> Exercise instructions:
1. According to the excerpt on email marketing benchmarks, what three things should benchmarks be compared against?
2. Copy the stretch of the benchmarks excerpt from "Third: watch trends, not" through "scorecard for self-blame.".

Second: always compare like with like. Benchmarks only make sense when you stack them against:

  • Industry (B2B SaaS vs fashion retail is not a fair comparison)
  • Lifecycle stage (welcome, promo, re-engagement, product update)
  • Audience type (customers vs leads vs pure newsletter subscribers)

A 60% open rate on a tiny, high-intent onboarding flow is not the same as 60% on a giant promo list. You know that, but benchmarks will happily blur it.

Third: watch trends, not single spikes. Month-over-month and quarter-over-quarter are where the truth surfaces. One bad campaign could be due to timing, a dull subject, or inbox providers being in a bad mood. Three months of decline, however, may be due to your email marketing strategy or deliverability.

So instead of “Our CTR is 0.8%, we suck,” try better questions:

  • “Is this low for our industry and list type, or is it actually normal?”
  • “Does this look like a dynamic content issue, or more like a reputation/inbox placement issue?”

That’s how experienced marketers use benchmarks: as a guideline for decisions, not as a scorecard for self-blame.

Excerpts from a dataset
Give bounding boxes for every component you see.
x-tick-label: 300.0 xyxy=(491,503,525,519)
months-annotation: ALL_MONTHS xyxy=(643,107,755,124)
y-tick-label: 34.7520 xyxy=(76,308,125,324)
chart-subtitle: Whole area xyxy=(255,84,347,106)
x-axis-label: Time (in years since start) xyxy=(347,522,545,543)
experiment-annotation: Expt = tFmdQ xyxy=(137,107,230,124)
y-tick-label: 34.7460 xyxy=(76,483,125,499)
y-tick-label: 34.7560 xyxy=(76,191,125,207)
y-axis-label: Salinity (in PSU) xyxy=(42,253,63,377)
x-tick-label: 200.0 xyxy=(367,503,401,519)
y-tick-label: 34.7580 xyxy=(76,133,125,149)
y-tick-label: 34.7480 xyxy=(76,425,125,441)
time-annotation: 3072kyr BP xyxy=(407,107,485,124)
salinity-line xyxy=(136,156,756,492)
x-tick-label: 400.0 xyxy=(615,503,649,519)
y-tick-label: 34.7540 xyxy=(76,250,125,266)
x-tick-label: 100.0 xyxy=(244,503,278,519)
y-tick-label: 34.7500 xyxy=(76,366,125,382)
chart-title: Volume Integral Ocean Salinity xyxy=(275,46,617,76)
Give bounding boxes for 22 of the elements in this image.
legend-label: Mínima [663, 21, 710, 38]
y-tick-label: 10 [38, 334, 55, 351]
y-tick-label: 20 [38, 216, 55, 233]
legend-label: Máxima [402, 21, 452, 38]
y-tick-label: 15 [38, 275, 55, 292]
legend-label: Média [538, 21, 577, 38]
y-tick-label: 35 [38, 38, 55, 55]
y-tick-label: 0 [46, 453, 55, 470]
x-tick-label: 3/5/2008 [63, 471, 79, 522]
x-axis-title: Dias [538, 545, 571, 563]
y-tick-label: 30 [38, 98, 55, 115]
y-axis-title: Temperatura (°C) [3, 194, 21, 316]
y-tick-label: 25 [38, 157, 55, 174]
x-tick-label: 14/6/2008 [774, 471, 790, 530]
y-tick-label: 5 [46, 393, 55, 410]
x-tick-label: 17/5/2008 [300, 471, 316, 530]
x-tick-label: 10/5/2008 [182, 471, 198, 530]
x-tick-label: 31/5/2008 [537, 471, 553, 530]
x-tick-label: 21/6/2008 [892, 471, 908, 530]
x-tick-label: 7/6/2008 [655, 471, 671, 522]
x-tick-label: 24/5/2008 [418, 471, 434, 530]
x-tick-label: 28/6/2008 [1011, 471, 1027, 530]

> Responses to the tasks:
1. Industry, lifecycle stage, and audience type.

2.
Third: watch trends, not single spikes. Month-over-month and quarter-over-quarter are where the truth surfaces. One bad campaign could be due to timing, a dull subject, or inbox providers being in a bad mood. Three months of decline, however, may be due to your email marketing strategy or deliverability.

So instead of “Our CTR is 0.8%, we suck,” try better questions:

  • “Is this low for our industry and list type, or is it actually normal?”
  • “Does this look like a dynamic content issue, or more like a reputation/inbox placement issue?”

That’s how experienced marketers use benchmarks: as a guideline for decisions, not as a scorecard for self-blame.